WHAT YOU ARE ASKED TO DO:
Search the records below for the word "लखनऊ". Pull out each line that has it.

DATA PROVIDED:

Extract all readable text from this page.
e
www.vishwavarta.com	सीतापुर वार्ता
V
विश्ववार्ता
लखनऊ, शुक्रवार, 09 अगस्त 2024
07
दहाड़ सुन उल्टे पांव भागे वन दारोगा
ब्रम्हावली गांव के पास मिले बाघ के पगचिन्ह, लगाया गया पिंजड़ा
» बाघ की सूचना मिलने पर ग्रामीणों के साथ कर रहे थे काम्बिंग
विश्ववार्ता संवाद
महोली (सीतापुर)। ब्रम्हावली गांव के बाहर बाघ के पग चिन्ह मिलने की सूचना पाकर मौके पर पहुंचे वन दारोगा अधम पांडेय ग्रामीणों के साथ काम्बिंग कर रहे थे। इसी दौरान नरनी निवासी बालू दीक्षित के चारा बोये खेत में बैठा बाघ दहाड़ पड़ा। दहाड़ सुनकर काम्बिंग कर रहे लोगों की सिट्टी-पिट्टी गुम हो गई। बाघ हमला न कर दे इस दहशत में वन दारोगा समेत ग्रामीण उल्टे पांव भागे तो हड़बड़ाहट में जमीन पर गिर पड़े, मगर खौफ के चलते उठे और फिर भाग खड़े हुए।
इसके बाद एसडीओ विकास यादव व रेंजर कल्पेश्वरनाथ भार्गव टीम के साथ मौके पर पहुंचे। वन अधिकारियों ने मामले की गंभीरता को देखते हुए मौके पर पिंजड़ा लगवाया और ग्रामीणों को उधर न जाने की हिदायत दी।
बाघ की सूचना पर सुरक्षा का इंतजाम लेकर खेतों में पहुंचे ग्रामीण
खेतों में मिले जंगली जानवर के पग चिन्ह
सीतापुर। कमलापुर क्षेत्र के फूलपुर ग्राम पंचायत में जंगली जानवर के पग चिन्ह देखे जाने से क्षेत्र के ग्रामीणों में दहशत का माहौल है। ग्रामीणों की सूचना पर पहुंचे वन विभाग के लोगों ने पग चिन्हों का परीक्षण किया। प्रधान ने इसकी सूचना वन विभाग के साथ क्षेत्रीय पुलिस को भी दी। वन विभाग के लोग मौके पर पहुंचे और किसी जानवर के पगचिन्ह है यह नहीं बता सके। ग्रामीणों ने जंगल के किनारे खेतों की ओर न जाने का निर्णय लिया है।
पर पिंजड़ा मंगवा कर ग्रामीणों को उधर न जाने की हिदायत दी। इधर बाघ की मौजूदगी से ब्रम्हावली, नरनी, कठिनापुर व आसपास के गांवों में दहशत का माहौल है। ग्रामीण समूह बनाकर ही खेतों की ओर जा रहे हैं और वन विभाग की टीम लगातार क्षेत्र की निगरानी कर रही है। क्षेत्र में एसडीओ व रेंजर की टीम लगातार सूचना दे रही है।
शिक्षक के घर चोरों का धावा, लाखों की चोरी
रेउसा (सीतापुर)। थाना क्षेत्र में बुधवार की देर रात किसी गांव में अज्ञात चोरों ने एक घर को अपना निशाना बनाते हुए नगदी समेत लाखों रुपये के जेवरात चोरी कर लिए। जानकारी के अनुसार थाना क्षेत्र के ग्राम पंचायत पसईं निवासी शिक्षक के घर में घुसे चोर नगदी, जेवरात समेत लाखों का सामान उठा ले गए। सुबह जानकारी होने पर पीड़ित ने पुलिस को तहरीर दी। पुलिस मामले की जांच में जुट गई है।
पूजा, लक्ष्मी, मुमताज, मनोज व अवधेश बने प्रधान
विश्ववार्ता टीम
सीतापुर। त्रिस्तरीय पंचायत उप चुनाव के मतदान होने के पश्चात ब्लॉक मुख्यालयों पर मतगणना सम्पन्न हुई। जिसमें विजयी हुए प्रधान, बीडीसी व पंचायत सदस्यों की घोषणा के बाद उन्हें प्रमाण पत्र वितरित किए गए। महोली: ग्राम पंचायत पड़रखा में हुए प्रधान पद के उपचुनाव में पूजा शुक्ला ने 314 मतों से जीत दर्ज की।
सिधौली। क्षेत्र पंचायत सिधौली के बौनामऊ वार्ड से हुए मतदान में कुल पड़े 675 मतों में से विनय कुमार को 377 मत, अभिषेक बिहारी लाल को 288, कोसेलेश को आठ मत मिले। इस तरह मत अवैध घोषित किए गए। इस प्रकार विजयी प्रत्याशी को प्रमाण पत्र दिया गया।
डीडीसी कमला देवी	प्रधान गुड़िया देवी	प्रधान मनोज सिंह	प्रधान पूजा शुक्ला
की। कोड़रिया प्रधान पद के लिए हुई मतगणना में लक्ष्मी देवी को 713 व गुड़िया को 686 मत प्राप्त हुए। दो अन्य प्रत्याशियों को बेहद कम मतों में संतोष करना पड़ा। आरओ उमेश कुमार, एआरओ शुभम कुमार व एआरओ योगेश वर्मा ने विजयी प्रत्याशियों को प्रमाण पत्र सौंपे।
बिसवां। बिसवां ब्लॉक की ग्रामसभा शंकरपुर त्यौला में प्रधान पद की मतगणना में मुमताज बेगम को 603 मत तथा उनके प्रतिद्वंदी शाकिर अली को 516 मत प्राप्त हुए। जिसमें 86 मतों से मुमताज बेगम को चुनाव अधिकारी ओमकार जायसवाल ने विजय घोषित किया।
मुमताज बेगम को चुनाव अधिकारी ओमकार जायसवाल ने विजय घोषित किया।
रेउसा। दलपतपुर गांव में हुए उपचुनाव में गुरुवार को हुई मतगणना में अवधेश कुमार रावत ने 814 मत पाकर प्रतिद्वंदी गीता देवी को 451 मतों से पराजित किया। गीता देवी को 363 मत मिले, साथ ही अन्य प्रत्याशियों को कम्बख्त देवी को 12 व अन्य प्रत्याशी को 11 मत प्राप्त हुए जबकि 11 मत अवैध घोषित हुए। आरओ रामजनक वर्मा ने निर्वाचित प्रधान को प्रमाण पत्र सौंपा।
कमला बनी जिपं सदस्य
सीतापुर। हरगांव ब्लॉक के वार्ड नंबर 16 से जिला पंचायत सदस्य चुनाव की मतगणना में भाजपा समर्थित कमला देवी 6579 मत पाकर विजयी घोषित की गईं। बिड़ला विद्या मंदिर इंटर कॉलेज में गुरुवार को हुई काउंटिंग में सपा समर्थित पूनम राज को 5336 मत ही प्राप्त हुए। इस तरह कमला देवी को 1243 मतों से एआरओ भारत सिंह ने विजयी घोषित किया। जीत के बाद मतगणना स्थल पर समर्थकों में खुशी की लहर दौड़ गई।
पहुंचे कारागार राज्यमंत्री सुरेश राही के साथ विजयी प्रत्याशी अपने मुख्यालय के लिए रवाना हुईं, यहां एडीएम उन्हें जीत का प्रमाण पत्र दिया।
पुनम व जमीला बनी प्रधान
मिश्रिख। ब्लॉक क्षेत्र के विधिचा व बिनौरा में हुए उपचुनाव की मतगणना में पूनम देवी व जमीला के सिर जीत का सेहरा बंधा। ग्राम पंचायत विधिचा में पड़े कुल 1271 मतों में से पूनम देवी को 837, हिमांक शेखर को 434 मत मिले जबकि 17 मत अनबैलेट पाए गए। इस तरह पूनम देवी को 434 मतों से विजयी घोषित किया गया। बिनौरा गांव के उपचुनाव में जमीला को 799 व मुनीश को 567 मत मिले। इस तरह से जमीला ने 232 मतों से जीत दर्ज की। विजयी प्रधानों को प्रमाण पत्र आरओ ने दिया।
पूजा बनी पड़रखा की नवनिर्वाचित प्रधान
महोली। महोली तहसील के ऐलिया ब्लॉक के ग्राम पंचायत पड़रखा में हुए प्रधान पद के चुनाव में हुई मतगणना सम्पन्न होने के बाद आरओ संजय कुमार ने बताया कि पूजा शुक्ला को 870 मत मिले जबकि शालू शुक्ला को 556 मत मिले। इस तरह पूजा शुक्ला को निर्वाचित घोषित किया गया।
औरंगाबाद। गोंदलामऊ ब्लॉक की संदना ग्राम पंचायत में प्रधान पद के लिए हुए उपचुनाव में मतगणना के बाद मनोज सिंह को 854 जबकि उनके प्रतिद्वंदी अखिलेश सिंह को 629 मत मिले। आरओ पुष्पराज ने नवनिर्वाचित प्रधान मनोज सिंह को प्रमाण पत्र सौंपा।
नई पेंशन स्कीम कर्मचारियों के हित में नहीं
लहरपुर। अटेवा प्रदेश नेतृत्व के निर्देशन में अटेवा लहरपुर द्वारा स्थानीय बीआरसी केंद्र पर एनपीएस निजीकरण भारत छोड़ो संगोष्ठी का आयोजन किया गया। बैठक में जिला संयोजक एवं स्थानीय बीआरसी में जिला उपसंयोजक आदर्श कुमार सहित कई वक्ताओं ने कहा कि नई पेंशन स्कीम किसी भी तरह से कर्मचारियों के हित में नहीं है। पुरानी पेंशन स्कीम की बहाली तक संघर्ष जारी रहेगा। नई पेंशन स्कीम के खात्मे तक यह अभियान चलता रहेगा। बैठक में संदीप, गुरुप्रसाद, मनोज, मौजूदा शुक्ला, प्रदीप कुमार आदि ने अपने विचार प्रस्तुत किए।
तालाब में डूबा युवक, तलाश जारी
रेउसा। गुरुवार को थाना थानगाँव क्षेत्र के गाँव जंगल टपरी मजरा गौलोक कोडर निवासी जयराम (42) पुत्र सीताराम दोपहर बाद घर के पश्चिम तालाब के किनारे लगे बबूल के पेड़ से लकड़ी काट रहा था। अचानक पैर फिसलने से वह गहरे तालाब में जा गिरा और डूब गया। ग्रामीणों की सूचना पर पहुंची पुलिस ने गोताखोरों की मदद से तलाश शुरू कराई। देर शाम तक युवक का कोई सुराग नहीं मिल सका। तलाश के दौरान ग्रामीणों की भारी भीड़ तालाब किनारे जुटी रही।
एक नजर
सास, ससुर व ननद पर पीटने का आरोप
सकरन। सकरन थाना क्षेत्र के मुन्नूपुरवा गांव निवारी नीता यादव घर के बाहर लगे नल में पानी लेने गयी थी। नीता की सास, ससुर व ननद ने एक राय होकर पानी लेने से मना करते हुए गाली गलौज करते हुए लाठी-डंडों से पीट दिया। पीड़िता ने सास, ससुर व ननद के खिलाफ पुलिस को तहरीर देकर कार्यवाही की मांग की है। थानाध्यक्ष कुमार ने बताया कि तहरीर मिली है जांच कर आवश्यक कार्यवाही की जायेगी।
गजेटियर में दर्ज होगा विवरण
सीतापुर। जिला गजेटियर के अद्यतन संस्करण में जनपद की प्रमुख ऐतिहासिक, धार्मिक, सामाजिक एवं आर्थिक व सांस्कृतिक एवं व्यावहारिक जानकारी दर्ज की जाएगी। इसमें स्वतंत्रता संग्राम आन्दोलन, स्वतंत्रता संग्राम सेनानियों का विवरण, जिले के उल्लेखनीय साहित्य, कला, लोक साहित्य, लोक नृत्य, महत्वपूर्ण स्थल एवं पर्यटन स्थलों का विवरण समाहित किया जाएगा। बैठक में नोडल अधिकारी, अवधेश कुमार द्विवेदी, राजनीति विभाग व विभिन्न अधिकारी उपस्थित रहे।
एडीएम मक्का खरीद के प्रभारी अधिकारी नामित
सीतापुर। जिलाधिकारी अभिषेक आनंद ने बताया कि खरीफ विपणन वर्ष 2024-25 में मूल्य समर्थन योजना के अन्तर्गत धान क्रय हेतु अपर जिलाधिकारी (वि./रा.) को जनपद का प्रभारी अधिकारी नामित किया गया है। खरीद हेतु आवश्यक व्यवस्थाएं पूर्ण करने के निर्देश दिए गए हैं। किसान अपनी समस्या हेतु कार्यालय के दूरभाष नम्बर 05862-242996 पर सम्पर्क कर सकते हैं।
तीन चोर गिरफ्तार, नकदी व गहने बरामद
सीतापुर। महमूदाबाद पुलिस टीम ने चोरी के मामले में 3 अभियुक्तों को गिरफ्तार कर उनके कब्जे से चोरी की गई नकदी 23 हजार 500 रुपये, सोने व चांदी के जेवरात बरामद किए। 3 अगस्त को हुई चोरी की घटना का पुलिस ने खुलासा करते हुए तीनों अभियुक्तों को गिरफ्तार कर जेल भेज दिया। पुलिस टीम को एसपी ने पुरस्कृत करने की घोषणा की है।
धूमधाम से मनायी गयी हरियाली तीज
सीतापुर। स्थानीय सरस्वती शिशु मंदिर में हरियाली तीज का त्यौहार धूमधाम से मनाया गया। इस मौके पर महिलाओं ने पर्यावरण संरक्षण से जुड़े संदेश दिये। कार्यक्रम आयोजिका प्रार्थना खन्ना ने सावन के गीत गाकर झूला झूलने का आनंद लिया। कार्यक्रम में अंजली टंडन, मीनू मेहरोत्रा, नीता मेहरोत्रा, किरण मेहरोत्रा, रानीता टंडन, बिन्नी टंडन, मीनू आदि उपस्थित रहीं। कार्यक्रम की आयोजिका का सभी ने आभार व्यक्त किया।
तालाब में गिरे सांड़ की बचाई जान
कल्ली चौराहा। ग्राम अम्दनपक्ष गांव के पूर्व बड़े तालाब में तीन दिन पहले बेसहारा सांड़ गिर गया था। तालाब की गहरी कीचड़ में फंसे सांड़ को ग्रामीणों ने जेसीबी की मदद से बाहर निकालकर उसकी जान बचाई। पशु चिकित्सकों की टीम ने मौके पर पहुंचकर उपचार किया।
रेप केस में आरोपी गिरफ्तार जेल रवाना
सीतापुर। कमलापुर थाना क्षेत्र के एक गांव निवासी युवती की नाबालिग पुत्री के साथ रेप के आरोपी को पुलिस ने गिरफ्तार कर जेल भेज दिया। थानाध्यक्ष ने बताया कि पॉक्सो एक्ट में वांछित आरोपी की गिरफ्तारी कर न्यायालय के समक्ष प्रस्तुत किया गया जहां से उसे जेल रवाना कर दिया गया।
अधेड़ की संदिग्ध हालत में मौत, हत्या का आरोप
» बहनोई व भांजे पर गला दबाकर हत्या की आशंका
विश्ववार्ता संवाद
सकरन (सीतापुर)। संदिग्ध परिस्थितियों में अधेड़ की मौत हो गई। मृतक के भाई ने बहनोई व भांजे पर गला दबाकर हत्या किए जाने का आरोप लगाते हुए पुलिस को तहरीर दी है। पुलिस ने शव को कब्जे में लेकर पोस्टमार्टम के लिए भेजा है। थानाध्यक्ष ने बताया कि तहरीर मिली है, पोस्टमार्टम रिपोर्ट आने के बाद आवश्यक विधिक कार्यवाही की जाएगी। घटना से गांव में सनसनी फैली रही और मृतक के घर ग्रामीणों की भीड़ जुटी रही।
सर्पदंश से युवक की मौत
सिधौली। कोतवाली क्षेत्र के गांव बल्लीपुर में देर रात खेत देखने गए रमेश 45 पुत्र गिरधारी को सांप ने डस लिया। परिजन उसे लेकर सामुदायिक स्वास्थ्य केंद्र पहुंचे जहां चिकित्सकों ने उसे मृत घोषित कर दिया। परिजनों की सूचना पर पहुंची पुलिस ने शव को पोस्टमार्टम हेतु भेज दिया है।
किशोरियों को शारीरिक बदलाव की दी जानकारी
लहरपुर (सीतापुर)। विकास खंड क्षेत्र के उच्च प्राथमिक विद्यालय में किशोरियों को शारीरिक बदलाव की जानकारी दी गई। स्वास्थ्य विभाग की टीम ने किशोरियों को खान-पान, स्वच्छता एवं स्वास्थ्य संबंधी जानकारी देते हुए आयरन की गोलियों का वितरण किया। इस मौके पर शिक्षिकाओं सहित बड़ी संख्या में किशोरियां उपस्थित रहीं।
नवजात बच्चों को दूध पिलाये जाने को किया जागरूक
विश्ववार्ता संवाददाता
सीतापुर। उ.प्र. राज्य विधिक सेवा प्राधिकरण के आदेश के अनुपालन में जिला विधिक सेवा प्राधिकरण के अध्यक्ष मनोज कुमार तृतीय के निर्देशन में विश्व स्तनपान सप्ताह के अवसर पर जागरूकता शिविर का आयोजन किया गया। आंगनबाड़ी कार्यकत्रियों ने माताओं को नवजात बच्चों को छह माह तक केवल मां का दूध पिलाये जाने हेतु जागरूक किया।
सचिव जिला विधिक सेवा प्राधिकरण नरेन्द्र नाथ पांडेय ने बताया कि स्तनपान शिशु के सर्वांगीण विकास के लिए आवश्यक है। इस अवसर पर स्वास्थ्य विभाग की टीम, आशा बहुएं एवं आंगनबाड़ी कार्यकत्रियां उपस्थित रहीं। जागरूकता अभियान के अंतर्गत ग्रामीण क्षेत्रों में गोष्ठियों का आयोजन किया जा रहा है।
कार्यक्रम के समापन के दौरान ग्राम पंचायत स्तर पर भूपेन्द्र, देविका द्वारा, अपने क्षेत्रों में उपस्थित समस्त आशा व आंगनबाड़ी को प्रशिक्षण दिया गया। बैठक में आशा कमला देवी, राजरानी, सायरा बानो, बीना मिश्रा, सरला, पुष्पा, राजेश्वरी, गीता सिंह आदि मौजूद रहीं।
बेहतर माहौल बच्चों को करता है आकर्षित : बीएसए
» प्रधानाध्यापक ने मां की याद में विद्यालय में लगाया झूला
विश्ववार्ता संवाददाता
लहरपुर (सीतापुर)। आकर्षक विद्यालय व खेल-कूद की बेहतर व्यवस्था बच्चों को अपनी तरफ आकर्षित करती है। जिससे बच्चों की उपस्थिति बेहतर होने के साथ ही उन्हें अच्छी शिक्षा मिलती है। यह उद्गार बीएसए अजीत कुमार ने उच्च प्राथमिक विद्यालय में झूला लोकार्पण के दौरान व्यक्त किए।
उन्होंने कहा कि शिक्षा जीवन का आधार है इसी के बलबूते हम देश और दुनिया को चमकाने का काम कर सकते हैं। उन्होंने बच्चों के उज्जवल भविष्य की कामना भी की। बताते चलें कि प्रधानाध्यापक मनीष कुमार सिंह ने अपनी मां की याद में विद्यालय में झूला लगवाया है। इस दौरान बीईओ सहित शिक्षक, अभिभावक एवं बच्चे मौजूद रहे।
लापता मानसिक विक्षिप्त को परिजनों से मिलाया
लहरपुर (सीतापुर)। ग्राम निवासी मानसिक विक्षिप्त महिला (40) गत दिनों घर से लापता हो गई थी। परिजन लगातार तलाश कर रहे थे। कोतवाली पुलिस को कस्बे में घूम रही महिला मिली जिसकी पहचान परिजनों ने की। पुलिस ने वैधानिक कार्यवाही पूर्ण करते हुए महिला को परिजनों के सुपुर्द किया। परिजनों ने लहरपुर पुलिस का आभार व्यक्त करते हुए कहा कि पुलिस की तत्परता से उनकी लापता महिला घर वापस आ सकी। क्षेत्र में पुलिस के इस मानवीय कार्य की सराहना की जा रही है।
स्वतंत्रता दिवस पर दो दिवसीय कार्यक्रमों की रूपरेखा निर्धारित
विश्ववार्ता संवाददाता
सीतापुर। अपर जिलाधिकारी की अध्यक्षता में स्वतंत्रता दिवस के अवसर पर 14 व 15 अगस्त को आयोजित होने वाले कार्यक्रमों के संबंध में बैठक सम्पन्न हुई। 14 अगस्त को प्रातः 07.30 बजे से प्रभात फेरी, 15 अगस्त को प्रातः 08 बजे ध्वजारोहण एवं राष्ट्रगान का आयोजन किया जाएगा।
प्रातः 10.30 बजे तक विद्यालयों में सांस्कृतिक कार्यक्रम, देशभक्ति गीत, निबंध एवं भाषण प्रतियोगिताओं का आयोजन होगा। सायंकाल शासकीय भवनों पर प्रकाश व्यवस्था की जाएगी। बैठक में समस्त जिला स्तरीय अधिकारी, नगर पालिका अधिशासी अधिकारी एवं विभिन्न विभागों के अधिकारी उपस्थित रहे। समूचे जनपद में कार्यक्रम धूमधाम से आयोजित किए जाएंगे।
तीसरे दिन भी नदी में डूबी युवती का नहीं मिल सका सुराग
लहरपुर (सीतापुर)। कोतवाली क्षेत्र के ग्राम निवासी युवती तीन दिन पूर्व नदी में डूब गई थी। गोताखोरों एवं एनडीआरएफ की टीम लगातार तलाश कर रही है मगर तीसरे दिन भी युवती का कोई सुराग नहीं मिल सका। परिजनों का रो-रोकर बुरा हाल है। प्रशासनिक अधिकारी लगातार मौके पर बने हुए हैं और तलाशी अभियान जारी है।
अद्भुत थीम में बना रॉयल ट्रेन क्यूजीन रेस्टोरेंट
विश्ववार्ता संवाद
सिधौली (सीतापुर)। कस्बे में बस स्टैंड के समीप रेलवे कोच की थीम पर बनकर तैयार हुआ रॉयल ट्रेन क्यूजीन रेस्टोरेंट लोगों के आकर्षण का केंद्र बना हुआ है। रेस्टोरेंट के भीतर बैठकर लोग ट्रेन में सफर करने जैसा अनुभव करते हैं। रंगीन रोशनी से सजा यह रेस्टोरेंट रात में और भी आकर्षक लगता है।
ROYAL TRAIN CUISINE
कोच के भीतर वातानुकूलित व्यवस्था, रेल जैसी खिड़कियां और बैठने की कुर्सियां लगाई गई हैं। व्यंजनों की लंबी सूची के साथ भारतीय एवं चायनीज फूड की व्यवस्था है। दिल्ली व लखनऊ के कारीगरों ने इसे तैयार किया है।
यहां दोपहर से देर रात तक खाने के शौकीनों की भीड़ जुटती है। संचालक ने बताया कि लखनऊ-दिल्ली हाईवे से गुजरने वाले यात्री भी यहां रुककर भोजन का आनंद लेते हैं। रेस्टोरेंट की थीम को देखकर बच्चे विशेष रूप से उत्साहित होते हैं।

SOLUTION BELOW:
लखनऊ, शुक्रवार, 09 अगस्त 2024
कोच के भीतर वातानुकूलित व्यवस्था, रेल जैसी खिड़कियां और बैठने की कुर्सियां लगाई गई हैं। व्यंजनों की लंबी सूची के साथ भारतीय एवं चायनीज फूड की व्यवस्था है। दिल्ली व लखनऊ के कारीगरों ने इसे तैयार किया है।
यहां दोपहर से देर रात तक खाने के शौकीनों की भीड़ जुटती है। संचालक ने बताया कि लखनऊ-दिल्ली हाईवे से गुजरने वाले यात्री भी यहां रुककर भोजन का आनंद लेते हैं। रेस्टोरेंट की थीम को देखकर बच्चे विशेष रूप से उत्साहित होते हैं।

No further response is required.